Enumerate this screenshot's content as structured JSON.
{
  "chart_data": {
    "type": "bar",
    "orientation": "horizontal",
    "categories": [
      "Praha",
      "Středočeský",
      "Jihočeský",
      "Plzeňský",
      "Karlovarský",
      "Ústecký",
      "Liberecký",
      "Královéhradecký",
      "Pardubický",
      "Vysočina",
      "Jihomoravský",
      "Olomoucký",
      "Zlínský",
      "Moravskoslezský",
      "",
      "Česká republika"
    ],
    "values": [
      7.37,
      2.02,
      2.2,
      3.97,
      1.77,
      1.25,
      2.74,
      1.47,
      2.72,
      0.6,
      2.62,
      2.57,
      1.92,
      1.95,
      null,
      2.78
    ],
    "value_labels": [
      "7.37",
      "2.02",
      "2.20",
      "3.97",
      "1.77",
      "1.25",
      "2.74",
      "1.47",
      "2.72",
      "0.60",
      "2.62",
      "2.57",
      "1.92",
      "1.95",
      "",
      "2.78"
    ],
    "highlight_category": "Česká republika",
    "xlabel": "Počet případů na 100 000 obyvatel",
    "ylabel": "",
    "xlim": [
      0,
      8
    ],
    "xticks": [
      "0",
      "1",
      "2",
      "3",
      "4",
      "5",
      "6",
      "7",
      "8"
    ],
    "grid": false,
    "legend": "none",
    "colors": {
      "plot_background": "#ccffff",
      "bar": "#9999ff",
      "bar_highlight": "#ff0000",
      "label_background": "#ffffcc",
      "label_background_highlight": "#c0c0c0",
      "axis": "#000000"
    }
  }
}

◆ WORK TO BE COMPLETED:
Repeat the data above, word for word.

◆ FULL ANSWER:
Enumerate this screenshot's content as structured JSON.
{
  "chart_data": {
    "type": "bar",
    "orientation": "horizontal",
    "categories": [
      "Praha",
      "Středočeský",
      "Jihočeský",
      "Plzeňský",
      "Karlovarský",
      "Ústecký",
      "Liberecký",
      "Královéhradecký",
      "Pardubický",
      "Vysočina",
      "Jihomoravský",
      "Olomoucký",
      "Zlínský",
      "Moravskoslezský",
      "",
      "Česká republika"
    ],
    "values": [
      7.37,
      2.02,
      2.2,
      3.97,
      1.77,
      1.25,
      2.74,
      1.47,
      2.72,
      0.6,
      2.62,
      2.57,
      1.92,
      1.95,
      null,
      2.78
    ],
    "value_labels": [
      "7.37",
      "2.02",
      "2.20",
      "3.97",
      "1.77",
      "1.25",
      "2.74",
      "1.47",
      "2.72",
      "0.60",
      "2.62",
      "2.57",
      "1.92",
      "1.95",
      "",
      "2.78"
    ],
    "highlight_category": "Česká republika",
    "xlabel": "Počet případů na 100 000 obyvatel",
    "ylabel": "",
    "xlim": [
      0,
      8
    ],
    "xticks": [
      "0",
      "1",
      "2",
      "3",
      "4",
      "5",
      "6",
      "7",
      "8"
    ],
    "grid": false,
    "legend": "none",
    "colors": {
      "plot_background": "#ccffff",
      "bar": "#9999ff",
      "bar_highlight": "#ff0000",
      "label_background": "#ffffcc",
      "label_background_highlight": "#c0c0c0",
      "axis": "#000000"
    }
  }
}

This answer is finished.